There were 3,751 households, out of which 46.3% had children under the age of 18 living with them, 70.0% were married couples living together, 7.7% had a female householder with no husband present, and 19.1% were non-families. 14.3% of all households were made up of individuals, and 3.8% had someone living alone who was 65 years of age or older. The average household size was 3.04 and the average family size was 3.41.

In the town, the population was spread out, with 30.9% under the age of 18, 6.1% from 18 to 24, 33.2% from 25 to 44, 22.3% from 45 to 64, and 7.5% who were 65 years of age or older. The median age was 36 years. For every 100 females, there were 100.6 males. For every 100 females age 18 and over, there were 98.1 males.

The median income for a household in the town was $65,610, and the median income for a family was $72,066. Males had a median income of $51,739 versus $32,119 for females. The per capita income for the town was $26,437. About 3.6% of families and 4.7% of the population were below the poverty line, including 5.3% of those under age 18 and 5.4% of those age 65 or over.

*THE TASK*
Please resume the passage on the town's census figures, picking up after its final sentence. The material that comes next isn't needed for this.

*DATA EXTRACTS*
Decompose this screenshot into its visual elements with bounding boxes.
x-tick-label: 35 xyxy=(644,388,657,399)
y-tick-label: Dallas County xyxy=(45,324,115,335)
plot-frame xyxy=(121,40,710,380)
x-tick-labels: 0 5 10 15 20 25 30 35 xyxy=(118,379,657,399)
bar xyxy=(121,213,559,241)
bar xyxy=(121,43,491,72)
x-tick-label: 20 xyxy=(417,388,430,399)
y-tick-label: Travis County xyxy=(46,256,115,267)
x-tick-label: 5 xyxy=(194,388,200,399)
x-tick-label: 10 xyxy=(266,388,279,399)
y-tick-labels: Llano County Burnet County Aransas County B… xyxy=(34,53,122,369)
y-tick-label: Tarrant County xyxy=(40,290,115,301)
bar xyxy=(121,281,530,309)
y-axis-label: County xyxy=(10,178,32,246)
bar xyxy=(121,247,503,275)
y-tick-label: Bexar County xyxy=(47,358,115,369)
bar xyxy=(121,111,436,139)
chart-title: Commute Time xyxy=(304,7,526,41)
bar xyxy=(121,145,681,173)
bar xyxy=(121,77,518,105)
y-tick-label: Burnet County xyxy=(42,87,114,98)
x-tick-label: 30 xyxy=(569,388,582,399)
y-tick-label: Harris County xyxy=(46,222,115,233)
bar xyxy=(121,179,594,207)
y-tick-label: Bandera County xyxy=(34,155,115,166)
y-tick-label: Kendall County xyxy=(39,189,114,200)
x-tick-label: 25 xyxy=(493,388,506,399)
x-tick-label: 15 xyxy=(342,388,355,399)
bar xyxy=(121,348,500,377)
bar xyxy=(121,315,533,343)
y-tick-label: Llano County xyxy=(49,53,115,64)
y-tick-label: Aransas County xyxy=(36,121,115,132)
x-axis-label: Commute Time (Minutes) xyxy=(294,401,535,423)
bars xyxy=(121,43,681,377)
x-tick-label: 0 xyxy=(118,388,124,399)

*EXERCISE RESPONSE*
Historical population
| Census | Pop. | Note | %± |
| 1820 | 4,257 |  | — |
| 1830 | 1,584 |  | −62.8% |
| 1840 | 1,400 |  | −11.6% |
| 1850 | 1,386 |  | −1.0% |
| 1860 | 1,371 |  | −1.1% |
| 1870 | 1,486 |  | 8.4% |
| 1880 | 1,578 |  | 6.2% |
| 1890 | 1,113 |  | −29.5% |
| 1900 | 1,071 |  | −3.8% |
| 1910 | 827 |  | −22.8% |
| 1920 | 844 |  | 2.1% |
| 1930 | 764 |  | −9.5% |
| 1940 | 790 |  | 3.4% |
| 1950 | 1,703 |  | 115.6% |
| 1960 | 3,326 |  | 95.3% |
| 1970 | 5,701 |  | 71.4% |
| 1980 | 7,139 |  | 25.2% |
| 1990 | 10,447 |  | 46.3% |
| 2000 | 13,655 |  | 30.7% |
| 2010 | 14,621 |  | 7.1% |
| 2020 | 14,172 |  | −3.1% |
U.S. Decennial Census

==Transportation==

===Road===
Although Beekman has no major highways, it does have two major thoroughfares. New York State Route 55 crosses from the Pawling town line to the Union Vale town line and is a direct route northwest into the city of Poughkeepsie. Route 216 goes from Route 55 into the town of East Fishkill where it meets Route 52.

===Rail===
Metro-North Railroad's Beacon Line runs through the south end of town along Greenhaven Road and Depot Hill Road. It is currently a non-revenue line with no station stops, but is used for equipment moves between Beacon, Southeast and Danbury.

==Notable person==
- Dan Brouthers, former Major League Baseball player, was born in Sylvan Lake

==Communities and locations in Beekman==
- Beekman – The hamlet of Beekman is near the town center on Route 216 with the intersection of Routes 216 and 55 its east boundary. It was formerly known as "Beekmanville."
- Clove Valley – A hamlet in the northeastern part of the town on Route 216.
- Chelsea Cove – A census-designated place in the western part of town on Sylvan Lake.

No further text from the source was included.